*STORED ROWS*.
<<<<
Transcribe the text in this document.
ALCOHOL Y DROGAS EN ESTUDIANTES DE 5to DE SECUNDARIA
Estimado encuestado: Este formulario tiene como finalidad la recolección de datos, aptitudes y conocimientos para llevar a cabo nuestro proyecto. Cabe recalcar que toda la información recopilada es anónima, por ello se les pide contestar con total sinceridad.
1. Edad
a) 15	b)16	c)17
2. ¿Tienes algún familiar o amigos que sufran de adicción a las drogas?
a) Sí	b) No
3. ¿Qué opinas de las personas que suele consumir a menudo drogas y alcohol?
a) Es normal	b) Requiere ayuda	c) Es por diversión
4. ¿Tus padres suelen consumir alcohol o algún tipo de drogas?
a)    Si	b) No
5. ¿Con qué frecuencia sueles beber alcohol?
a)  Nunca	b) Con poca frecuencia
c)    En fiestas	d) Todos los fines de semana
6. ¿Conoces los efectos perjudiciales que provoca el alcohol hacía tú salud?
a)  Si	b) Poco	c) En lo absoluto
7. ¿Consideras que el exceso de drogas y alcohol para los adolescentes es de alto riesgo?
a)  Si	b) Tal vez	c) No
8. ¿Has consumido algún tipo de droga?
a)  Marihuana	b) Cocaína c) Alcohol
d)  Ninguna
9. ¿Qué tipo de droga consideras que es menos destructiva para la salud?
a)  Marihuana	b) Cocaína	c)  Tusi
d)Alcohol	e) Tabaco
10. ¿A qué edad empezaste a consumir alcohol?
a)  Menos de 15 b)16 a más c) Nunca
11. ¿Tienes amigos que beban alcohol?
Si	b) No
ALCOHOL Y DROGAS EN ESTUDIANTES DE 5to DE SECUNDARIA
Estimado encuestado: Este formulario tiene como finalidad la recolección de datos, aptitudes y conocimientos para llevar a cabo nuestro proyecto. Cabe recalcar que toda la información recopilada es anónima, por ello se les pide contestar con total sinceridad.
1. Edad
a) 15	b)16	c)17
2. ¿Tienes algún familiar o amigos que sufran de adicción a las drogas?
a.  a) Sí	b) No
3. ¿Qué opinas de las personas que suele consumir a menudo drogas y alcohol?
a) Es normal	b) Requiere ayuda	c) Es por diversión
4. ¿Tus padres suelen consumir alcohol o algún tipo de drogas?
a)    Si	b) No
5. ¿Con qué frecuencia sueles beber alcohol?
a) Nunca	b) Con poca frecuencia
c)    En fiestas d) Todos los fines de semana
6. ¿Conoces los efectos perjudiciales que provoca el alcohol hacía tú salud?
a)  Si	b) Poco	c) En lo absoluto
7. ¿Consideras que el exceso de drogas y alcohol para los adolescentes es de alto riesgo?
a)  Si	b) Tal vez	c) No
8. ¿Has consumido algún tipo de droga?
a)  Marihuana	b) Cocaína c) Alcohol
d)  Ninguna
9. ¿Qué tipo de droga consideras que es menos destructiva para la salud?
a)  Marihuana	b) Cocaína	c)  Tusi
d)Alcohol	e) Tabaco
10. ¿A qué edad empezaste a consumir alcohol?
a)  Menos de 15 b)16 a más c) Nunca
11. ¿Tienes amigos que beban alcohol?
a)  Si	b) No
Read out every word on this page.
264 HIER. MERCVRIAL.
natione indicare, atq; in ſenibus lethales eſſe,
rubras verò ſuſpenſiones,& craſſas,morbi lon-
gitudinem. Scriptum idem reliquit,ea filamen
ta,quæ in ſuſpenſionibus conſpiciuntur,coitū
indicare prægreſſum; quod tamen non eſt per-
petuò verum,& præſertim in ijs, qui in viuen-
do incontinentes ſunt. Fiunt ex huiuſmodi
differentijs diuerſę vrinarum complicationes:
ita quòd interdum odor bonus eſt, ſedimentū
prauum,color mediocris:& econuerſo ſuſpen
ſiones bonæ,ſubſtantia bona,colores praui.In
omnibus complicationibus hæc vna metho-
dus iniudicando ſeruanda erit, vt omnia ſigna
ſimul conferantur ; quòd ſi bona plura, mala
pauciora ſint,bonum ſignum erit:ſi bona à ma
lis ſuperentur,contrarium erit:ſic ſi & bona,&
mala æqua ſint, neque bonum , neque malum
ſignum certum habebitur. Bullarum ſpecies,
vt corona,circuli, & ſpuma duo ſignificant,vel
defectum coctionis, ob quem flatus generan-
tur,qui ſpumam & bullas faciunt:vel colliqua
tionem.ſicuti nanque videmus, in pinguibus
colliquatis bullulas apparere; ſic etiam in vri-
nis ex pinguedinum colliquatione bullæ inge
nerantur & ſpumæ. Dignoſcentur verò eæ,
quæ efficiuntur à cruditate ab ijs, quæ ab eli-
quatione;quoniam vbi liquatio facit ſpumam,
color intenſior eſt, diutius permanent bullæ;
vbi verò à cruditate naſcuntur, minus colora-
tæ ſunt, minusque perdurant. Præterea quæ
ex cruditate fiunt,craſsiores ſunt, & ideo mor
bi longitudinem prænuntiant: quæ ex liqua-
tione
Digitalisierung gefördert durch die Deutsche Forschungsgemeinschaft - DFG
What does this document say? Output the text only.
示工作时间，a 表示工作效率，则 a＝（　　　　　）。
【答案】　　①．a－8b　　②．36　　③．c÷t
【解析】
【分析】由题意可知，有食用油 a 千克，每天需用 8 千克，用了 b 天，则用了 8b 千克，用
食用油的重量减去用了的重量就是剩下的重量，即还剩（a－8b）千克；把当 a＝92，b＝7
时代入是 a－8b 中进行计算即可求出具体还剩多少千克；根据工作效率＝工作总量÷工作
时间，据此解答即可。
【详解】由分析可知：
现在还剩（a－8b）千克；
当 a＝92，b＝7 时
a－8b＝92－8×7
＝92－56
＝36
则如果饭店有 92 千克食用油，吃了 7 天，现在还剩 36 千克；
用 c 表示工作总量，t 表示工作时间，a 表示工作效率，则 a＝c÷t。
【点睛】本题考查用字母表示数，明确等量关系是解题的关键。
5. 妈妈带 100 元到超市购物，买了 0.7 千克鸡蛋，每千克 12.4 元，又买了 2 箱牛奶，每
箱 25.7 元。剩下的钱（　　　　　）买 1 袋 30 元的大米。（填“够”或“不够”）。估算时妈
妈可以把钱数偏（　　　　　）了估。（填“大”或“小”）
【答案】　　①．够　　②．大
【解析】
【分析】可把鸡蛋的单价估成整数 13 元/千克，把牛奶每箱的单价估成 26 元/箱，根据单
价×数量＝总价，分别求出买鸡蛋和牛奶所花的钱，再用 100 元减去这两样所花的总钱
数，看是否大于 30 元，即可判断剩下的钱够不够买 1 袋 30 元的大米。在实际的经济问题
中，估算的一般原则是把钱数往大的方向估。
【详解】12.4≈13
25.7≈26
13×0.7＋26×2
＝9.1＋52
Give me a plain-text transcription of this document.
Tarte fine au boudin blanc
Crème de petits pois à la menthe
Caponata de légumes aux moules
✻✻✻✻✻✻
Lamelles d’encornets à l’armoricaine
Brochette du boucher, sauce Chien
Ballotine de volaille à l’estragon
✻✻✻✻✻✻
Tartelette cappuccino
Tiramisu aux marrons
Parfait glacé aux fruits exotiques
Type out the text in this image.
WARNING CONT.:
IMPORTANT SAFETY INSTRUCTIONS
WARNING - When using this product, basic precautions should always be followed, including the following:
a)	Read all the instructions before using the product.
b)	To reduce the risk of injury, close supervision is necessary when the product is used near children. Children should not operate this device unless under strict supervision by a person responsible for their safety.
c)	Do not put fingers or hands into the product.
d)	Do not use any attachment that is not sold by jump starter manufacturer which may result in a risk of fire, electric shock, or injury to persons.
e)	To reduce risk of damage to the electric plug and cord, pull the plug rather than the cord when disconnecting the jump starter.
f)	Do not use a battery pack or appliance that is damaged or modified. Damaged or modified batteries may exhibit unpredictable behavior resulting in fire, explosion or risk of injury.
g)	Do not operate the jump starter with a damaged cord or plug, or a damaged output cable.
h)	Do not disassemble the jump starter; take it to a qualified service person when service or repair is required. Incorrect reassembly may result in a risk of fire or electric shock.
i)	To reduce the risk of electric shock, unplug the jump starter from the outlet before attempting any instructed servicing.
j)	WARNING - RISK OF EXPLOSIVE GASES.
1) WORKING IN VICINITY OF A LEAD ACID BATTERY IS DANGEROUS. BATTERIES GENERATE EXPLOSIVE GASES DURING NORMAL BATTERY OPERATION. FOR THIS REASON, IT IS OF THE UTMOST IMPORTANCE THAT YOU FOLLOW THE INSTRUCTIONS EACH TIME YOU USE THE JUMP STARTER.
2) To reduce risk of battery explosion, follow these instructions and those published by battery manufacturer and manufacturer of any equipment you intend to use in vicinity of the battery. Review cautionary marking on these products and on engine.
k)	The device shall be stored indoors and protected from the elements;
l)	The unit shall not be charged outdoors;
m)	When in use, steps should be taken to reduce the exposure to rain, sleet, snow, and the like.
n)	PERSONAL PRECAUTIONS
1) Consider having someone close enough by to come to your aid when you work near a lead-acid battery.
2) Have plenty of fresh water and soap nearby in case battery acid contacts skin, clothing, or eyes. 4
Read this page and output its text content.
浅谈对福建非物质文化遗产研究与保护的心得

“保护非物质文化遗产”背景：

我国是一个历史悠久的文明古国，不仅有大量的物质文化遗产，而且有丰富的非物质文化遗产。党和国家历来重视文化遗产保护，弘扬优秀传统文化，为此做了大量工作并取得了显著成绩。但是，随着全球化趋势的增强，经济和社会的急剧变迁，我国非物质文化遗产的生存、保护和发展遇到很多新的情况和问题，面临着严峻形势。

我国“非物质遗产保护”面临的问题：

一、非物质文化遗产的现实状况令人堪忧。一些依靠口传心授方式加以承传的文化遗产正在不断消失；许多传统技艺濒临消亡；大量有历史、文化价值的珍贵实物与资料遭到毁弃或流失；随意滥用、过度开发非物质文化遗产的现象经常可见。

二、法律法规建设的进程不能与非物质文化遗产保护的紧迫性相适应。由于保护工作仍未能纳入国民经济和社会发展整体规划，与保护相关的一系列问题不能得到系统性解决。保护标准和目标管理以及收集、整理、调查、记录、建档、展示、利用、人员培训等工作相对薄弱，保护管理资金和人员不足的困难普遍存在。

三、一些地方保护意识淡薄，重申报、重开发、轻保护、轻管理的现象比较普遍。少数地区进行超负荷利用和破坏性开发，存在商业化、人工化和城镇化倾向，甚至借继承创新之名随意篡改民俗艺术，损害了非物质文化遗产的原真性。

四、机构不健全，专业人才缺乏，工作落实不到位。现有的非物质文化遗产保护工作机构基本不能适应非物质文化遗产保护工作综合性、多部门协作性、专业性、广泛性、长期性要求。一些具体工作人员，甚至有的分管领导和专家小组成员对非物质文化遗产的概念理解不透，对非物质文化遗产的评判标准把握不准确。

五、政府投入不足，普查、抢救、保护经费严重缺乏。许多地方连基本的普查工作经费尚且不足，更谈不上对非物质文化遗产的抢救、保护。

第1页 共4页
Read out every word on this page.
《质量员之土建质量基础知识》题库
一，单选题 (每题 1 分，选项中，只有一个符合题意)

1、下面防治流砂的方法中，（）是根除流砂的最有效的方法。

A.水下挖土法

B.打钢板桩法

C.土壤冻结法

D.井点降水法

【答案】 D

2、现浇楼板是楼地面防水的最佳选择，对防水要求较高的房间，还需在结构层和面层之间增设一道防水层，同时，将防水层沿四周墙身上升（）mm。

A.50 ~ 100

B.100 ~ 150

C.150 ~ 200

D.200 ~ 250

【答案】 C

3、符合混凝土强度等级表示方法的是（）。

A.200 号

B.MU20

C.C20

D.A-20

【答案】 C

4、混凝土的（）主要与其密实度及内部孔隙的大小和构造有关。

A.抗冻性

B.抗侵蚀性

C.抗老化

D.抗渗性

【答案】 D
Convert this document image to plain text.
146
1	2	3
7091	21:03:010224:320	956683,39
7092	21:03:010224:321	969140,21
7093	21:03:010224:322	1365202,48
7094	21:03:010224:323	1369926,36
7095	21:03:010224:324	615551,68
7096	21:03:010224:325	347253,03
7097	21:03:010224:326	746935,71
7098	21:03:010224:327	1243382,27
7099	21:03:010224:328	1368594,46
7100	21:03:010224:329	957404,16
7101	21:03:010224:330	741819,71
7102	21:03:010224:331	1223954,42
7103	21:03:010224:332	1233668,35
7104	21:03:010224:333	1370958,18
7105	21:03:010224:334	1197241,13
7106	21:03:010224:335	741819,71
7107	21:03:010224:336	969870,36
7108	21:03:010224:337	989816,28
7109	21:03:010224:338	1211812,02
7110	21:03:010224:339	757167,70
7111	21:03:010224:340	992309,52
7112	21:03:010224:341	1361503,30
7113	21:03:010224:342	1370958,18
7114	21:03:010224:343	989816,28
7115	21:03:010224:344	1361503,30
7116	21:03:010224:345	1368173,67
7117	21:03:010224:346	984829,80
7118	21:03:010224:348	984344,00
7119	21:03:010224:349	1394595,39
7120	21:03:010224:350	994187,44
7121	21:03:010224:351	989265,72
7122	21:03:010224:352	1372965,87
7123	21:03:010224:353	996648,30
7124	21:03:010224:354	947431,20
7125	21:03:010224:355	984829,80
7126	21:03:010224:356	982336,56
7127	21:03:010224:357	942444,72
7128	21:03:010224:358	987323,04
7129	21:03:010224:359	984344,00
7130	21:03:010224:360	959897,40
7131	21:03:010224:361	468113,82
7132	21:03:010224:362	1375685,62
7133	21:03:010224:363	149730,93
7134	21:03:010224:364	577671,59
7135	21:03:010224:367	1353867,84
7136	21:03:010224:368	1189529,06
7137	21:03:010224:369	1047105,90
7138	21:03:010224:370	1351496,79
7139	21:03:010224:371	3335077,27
>>>>
*WHAT THE TASK ASKS*.
From the line holding "Convert this document image to plain text." down to the final line above, quote every line exactly and only those lines.

*RESULT*.
Convert this document image to plain text.
146
1	2	3
7091	21:03:010224:320	956683,39
7092	21:03:010224:321	969140,21
7093	21:03:010224:322	1365202,48
7094	21:03:010224:323	1369926,36
7095	21:03:010224:324	615551,68
7096	21:03:010224:325	347253,03
7097	21:03:010224:326	746935,71
7098	21:03:010224:327	1243382,27
7099	21:03:010224:328	1368594,46
7100	21:03:010224:329	957404,16
7101	21:03:010224:330	741819,71
7102	21:03:010224:331	1223954,42
7103	21:03:010224:332	1233668,35
7104	21:03:010224:333	1370958,18
7105	21:03:010224:334	1197241,13
7106	21:03:010224:335	741819,71
7107	21:03:010224:336	969870,36
7108	21:03:010224:337	989816,28
7109	21:03:010224:338	1211812,02
7110	21:03:010224:339	757167,70
7111	21:03:010224:340	992309,52
7112	21:03:010224:341	1361503,30
7113	21:03:010224:342	1370958,18
7114	21:03:010224:343	989816,28
7115	21:03:010224:344	1361503,30
7116	21:03:010224:345	1368173,67
7117	21:03:010224:346	984829,80
7118	21:03:010224:348	984344,00
7119	21:03:010224:349	1394595,39
7120	21:03:010224:350	994187,44
7121	21:03:010224:351	989265,72
7122	21:03:010224:352	1372965,87
7123	21:03:010224:353	996648,30
7124	21:03:010224:354	947431,20
7125	21:03:010224:355	984829,80
7126	21:03:010224:356	982336,56
7127	21:03:010224:357	942444,72
7128	21:03:010224:358	987323,04
7129	21:03:010224:359	984344,00
7130	21:03:010224:360	959897,40
7131	21:03:010224:361	468113,82
7132	21:03:010224:362	1375685,62
7133	21:03:010224:363	149730,93
7134	21:03:010224:364	577671,59
7135	21:03:010224:367	1353867,84
7136	21:03:010224:368	1189529,06
7137	21:03:010224:369	1047105,90
7138	21:03:010224:370	1351496,79
7139	21:03:010224:371	3335077,27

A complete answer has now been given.